Scan the entries below for the word "начале". Copy each line that has it.

- INPUT MATERIAL -
★ ★ ★ ★ ★
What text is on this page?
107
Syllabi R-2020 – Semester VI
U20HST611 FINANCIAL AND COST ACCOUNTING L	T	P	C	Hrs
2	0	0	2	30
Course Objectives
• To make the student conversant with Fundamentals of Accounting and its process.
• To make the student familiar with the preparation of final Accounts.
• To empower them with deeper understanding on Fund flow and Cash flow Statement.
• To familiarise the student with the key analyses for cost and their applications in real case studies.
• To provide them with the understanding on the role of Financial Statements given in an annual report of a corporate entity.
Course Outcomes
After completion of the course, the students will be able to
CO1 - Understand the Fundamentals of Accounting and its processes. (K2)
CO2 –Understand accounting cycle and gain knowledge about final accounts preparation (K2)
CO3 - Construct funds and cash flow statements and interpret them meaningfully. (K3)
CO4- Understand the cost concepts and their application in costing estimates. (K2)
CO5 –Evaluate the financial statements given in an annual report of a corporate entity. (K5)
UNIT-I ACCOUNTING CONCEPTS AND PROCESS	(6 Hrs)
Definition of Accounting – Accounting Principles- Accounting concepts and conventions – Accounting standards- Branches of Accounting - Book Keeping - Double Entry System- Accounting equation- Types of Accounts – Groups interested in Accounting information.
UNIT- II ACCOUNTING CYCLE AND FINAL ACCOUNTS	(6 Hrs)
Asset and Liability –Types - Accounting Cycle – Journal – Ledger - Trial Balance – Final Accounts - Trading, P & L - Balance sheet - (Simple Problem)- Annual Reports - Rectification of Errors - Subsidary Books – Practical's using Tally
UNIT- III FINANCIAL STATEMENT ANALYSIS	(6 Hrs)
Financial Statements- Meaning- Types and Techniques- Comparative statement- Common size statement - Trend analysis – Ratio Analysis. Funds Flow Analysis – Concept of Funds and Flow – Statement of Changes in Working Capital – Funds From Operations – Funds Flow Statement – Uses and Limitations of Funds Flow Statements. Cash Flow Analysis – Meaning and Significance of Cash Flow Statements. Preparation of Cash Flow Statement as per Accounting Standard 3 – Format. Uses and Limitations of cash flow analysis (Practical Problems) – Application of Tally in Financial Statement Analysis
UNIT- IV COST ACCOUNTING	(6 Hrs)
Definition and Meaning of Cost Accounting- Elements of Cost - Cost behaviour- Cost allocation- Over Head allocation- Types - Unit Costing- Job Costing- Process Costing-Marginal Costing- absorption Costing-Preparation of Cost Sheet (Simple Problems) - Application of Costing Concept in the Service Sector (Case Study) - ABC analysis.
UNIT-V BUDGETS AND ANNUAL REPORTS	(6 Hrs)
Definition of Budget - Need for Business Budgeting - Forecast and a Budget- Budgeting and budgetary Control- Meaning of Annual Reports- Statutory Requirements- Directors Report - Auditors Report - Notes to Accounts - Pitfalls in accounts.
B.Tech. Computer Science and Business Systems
★ ★ ★ ★ ★
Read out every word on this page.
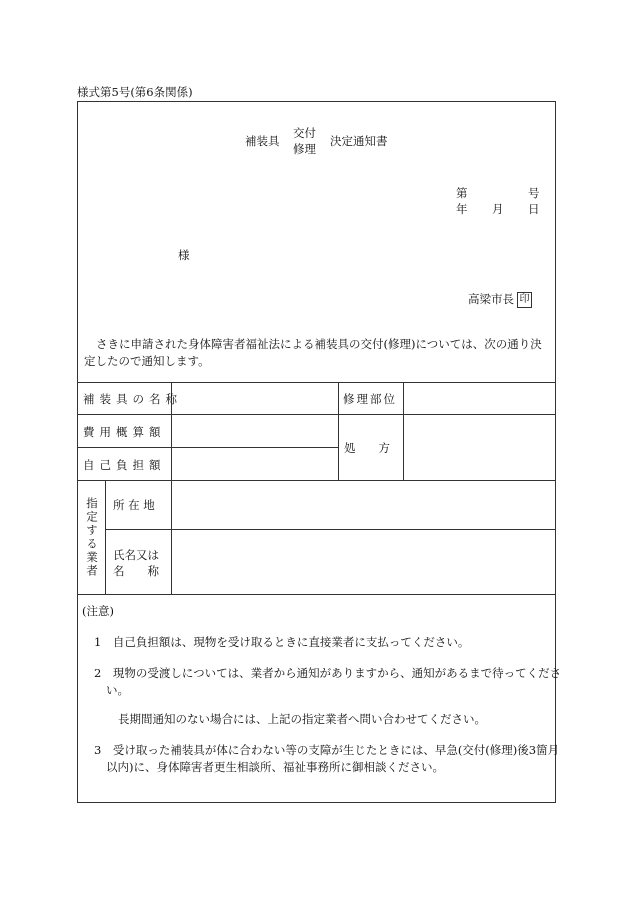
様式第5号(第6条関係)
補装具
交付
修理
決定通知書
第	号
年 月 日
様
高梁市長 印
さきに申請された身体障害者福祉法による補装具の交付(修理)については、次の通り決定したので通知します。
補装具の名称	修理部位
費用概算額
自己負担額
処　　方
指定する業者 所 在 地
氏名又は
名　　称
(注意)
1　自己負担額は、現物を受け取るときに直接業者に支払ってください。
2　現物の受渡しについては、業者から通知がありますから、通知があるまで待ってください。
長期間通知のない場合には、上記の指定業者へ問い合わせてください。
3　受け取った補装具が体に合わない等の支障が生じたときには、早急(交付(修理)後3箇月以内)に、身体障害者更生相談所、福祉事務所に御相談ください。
★ ★ ★ ★ ★
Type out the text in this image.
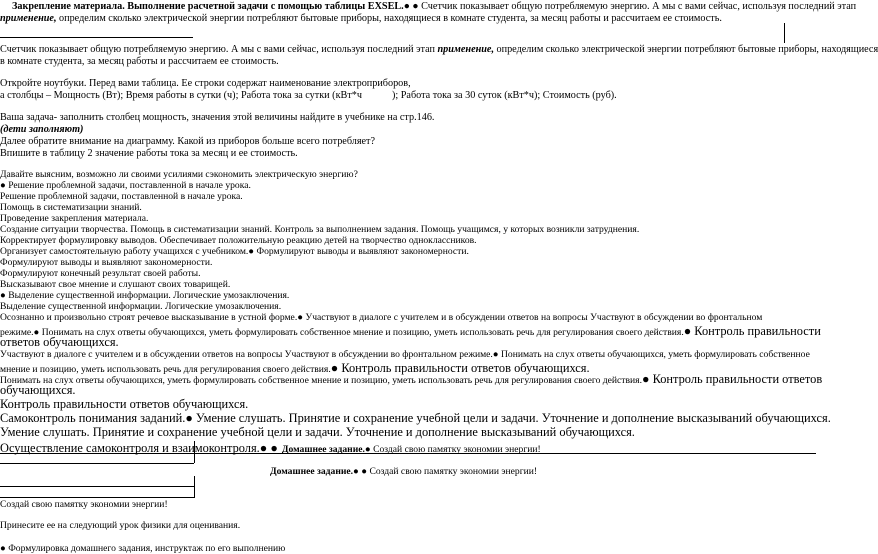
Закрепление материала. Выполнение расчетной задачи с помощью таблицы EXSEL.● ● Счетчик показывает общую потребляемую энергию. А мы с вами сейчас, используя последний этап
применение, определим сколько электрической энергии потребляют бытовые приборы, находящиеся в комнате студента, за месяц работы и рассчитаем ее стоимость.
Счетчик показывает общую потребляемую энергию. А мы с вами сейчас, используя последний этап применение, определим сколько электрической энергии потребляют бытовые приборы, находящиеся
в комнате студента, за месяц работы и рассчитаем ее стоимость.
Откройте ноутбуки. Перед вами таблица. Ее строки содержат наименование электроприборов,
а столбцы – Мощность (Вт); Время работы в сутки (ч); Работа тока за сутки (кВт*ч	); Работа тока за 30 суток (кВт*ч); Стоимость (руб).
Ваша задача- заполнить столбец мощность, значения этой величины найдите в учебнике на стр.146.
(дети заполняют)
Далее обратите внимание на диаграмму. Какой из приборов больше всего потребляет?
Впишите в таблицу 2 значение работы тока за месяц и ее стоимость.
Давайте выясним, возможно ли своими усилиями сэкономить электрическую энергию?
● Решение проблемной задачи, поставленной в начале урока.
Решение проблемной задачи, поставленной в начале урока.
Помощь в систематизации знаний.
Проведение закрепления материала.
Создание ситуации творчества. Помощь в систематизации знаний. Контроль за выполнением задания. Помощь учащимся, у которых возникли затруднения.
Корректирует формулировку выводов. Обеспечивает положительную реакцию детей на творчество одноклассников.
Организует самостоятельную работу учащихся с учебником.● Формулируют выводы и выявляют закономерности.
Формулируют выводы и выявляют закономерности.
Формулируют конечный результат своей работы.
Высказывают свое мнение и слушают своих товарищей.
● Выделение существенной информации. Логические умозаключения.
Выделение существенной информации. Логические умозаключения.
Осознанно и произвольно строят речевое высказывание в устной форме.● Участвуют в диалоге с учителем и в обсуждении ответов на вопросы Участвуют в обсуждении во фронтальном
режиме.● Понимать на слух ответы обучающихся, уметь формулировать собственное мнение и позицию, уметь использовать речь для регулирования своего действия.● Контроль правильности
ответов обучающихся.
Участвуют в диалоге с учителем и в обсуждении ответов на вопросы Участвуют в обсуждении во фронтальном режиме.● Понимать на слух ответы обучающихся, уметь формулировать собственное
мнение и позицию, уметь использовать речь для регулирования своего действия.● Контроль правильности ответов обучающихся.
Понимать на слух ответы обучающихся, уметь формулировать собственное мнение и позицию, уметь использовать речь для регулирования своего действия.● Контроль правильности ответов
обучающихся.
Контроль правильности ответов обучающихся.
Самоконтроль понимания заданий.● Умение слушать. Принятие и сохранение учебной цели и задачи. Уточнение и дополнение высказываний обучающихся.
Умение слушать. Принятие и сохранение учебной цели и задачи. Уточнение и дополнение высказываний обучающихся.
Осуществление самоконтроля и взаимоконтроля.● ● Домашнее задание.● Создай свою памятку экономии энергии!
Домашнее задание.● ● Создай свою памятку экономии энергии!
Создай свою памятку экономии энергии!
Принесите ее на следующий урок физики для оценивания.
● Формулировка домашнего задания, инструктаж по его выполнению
★ ★ ★ ★ ★
- ANSWER TO THIS EXERCISE -
● Решение проблемной задачи, поставленной в начале урока.
Решение проблемной задачи, поставленной в начале урока.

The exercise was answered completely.